Work to be completed:
The listing below is to be output in its exact form.

Source material:
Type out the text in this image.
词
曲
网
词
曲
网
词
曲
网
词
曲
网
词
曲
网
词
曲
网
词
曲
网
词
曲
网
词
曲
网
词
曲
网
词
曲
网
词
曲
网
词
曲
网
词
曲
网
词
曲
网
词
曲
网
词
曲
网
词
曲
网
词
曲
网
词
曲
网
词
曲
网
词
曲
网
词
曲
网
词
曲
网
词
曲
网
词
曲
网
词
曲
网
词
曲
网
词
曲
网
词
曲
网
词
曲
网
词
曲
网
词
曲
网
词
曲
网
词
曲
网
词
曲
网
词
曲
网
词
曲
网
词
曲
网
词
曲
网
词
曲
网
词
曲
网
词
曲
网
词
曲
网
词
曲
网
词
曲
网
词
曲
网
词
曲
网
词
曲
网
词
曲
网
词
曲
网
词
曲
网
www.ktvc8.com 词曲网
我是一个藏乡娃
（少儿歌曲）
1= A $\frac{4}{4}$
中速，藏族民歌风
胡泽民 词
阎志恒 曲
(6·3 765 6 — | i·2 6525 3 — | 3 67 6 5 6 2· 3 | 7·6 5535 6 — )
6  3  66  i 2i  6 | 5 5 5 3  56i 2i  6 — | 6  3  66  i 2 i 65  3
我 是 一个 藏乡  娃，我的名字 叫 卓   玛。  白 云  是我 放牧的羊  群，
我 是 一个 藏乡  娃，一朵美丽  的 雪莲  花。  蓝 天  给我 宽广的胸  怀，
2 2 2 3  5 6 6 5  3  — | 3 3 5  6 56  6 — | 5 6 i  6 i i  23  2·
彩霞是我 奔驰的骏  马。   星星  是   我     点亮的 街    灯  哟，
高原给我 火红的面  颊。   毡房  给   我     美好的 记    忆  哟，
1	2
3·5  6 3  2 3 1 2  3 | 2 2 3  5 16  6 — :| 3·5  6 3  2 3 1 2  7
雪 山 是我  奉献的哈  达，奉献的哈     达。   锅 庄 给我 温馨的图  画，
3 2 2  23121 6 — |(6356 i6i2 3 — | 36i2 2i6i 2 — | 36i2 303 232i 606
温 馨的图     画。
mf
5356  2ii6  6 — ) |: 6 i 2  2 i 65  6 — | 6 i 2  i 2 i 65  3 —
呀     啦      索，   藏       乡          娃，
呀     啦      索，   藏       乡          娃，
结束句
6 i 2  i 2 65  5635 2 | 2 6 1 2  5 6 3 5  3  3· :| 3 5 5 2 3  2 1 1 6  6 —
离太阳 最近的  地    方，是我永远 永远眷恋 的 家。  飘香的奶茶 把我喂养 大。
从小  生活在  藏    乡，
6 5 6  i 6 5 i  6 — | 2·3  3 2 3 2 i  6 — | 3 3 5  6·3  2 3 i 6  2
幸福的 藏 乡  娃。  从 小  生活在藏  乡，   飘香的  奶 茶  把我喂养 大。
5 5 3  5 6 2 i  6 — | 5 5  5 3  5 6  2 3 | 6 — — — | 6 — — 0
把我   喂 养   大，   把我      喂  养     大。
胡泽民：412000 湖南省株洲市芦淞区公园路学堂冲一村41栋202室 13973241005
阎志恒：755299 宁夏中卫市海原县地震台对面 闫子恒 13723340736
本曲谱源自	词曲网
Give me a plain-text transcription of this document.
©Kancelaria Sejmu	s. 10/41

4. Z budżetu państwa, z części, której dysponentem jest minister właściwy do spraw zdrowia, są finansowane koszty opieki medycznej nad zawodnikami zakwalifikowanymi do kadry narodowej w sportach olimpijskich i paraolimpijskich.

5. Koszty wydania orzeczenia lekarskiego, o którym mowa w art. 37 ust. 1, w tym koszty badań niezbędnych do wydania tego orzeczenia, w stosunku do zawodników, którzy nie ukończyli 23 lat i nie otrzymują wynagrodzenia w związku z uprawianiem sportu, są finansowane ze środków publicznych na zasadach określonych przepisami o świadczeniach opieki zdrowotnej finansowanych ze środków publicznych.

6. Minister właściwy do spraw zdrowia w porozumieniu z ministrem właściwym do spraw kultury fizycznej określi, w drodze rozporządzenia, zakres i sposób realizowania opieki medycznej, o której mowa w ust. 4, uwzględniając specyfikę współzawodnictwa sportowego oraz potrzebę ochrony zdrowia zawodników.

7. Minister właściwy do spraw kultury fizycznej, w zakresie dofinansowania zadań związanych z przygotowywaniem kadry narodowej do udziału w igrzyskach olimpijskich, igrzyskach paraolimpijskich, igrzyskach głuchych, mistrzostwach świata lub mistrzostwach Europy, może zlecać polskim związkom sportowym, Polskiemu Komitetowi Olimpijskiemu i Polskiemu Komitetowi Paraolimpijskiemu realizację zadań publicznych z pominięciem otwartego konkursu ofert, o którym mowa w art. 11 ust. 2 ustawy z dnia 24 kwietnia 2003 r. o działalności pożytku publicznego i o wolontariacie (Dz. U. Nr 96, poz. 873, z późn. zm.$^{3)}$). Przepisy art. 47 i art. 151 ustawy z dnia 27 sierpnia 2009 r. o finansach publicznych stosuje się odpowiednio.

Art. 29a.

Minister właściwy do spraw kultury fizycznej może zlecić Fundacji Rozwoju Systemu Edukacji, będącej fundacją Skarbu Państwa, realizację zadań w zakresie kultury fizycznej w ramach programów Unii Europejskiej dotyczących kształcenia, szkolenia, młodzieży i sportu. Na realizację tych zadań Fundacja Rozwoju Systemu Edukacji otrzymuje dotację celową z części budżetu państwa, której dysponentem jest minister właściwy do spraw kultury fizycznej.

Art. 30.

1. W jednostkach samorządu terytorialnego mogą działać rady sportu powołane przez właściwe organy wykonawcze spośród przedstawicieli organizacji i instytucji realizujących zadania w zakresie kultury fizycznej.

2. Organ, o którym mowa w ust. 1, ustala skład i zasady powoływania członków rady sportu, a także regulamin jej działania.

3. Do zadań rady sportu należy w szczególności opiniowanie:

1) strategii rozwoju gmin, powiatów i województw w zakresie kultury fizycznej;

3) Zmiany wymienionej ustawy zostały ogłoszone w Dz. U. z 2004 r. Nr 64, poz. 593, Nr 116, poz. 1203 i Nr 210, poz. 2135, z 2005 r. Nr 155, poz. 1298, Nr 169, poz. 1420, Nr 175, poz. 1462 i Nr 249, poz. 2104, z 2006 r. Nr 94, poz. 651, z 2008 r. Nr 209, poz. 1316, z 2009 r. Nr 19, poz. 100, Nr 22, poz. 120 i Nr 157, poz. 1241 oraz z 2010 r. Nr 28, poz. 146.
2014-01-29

Written answer:
Type out the text in this image.
词
曲
网
词
曲
网
词
曲
网
词
曲
网
词
曲
网
词
曲
网
词
曲
网
词
曲
网
词
曲
网
词
曲
网
词
曲
网
词
曲
网
词
曲
网
词
曲
网
词
曲
网
词
曲
网
词
曲
网
词
曲
网
词
曲
网
词
曲
网
词
曲
网
词
曲
网
词
曲
网
词
曲
网
词
曲
网
词
曲
网
词
曲
网
词
曲
网
词
曲
网
词
曲
网
词
曲
网
词
曲
网
词
曲
网
词
曲
网
词
曲
网
词
曲
网
词
曲
网
词
曲
网
词
曲
网
词
曲
网
词
曲
网
词
曲
网
词
曲
网
词
曲
网
词
曲
网
词
曲
网
词
曲
网
词
曲
网
词
曲
网
词
曲
网
词
曲
网
词
曲
网
www.ktvc8.com 词曲网
我是一个藏乡娃
（少儿歌曲）
1= A $\frac{4}{4}$
中速，藏族民歌风
胡泽民 词
阎志恒 曲
(6·3 765 6 — | i·2 6525 3 — | 3 67 6 5 6 2· 3 | 7·6 5535 6 — )
6  3  66  i 2i  6 | 5 5 5 3  56i 2i  6 — | 6  3  66  i 2 i 65  3
我 是 一个 藏乡  娃，我的名字 叫 卓   玛。  白 云  是我 放牧的羊  群，
我 是 一个 藏乡  娃，一朵美丽  的 雪莲  花。  蓝 天  给我 宽广的胸  怀，
2 2 2 3  5 6 6 5  3  — | 3 3 5  6 56  6 — | 5 6 i  6 i i  23  2·
彩霞是我 奔驰的骏  马。   星星  是   我     点亮的 街    灯  哟，
高原给我 火红的面  颊。   毡房  给   我     美好的 记    忆  哟，
1	2
3·5  6 3  2 3 1 2  3 | 2 2 3  5 16  6 — :| 3·5  6 3  2 3 1 2  7
雪 山 是我  奉献的哈  达，奉献的哈     达。   锅 庄 给我 温馨的图  画，
3 2 2  23121 6 — |(6356 i6i2 3 — | 36i2 2i6i 2 — | 36i2 303 232i 606
温 馨的图     画。
mf
5356  2ii6  6 — ) |: 6 i 2  2 i 65  6 — | 6 i 2  i 2 i 65  3 —
呀     啦      索，   藏       乡          娃，
呀     啦      索，   藏       乡          娃，
结束句
6 i 2  i 2 65  5635 2 | 2 6 1 2  5 6 3 5  3  3· :| 3 5 5 2 3  2 1 1 6  6 —
离太阳 最近的  地    方，是我永远 永远眷恋 的 家。  飘香的奶茶 把我喂养 大。
从小  生活在  藏    乡，
6 5 6  i 6 5 i  6 — | 2·3  3 2 3 2 i  6 — | 3 3 5  6·3  2 3 i 6  2
幸福的 藏 乡  娃。  从 小  生活在藏  乡，   飘香的  奶 茶  把我喂养 大。
5 5 3  5 6 2 i  6 — | 5 5  5 3  5 6  2 3 | 6 — — — | 6 — — 0
把我   喂 养   大，   把我      喂  养     大。
胡泽民：412000 湖南省株洲市芦淞区公园路学堂冲一村41栋202室 13973241005
阎志恒：755299 宁夏中卫市海原县地震台对面 闫子恒 13723340736
本曲谱源自	词曲网
Give me a plain-text transcription of this document.
©Kancelaria Sejmu	s. 10/41

4. Z budżetu państwa, z części, której dysponentem jest minister właściwy do spraw zdrowia, są finansowane koszty opieki medycznej nad zawodnikami zakwalifikowanymi do kadry narodowej w sportach olimpijskich i paraolimpijskich.

5. Koszty wydania orzeczenia lekarskiego, o którym mowa w art. 37 ust. 1, w tym koszty badań niezbędnych do wydania tego orzeczenia, w stosunku do zawodników, którzy nie ukończyli 23 lat i nie otrzymują wynagrodzenia w związku z uprawianiem sportu, są finansowane ze środków publicznych na zasadach określonych przepisami o świadczeniach opieki zdrowotnej finansowanych ze środków publicznych.

6. Minister właściwy do spraw zdrowia w porozumieniu z ministrem właściwym do spraw kultury fizycznej określi, w drodze rozporządzenia, zakres i sposób realizowania opieki medycznej, o której mowa w ust. 4, uwzględniając specyfikę współzawodnictwa sportowego oraz potrzebę ochrony zdrowia zawodników.

7. Minister właściwy do spraw kultury fizycznej, w zakresie dofinansowania zadań związanych z przygotowywaniem kadry narodowej do udziału w igrzyskach olimpijskich, igrzyskach paraolimpijskich, igrzyskach głuchych, mistrzostwach świata lub mistrzostwach Europy, może zlecać polskim związkom sportowym, Polskiemu Komitetowi Olimpijskiemu i Polskiemu Komitetowi Paraolimpijskiemu realizację zadań publicznych z pominięciem otwartego konkursu ofert, o którym mowa w art. 11 ust. 2 ustawy z dnia 24 kwietnia 2003 r. o działalności pożytku publicznego i o wolontariacie (Dz. U. Nr 96, poz. 873, z późn. zm.$^{3)}$). Przepisy art. 47 i art. 151 ustawy z dnia 27 sierpnia 2009 r. o finansach publicznych stosuje się odpowiednio.

Art. 29a.

Minister właściwy do spraw kultury fizycznej może zlecić Fundacji Rozwoju Systemu Edukacji, będącej fundacją Skarbu Państwa, realizację zadań w zakresie kultury fizycznej w ramach programów Unii Europejskiej dotyczących kształcenia, szkolenia, młodzieży i sportu. Na realizację tych zadań Fundacja Rozwoju Systemu Edukacji otrzymuje dotację celową z części budżetu państwa, której dysponentem jest minister właściwy do spraw kultury fizycznej.

Art. 30.

1. W jednostkach samorządu terytorialnego mogą działać rady sportu powołane przez właściwe organy wykonawcze spośród przedstawicieli organizacji i instytucji realizujących zadania w zakresie kultury fizycznej.

2. Organ, o którym mowa w ust. 1, ustala skład i zasady powoływania członków rady sportu, a także regulamin jej działania.

3. Do zadań rady sportu należy w szczególności opiniowanie:

1) strategii rozwoju gmin, powiatów i województw w zakresie kultury fizycznej;

3) Zmiany wymienionej ustawy zostały ogłoszone w Dz. U. z 2004 r. Nr 64, poz. 593, Nr 116, poz. 1203 i Nr 210, poz. 2135, z 2005 r. Nr 155, poz. 1298, Nr 169, poz. 1420, Nr 175, poz. 1462 i Nr 249, poz. 2104, z 2006 r. Nr 94, poz. 651, z 2008 r. Nr 209, poz. 1316, z 2009 r. Nr 19, poz. 100, Nr 22, poz. 120 i Nr 157, poz. 1241 oraz z 2010 r. Nr 28, poz. 146.
2014-01-29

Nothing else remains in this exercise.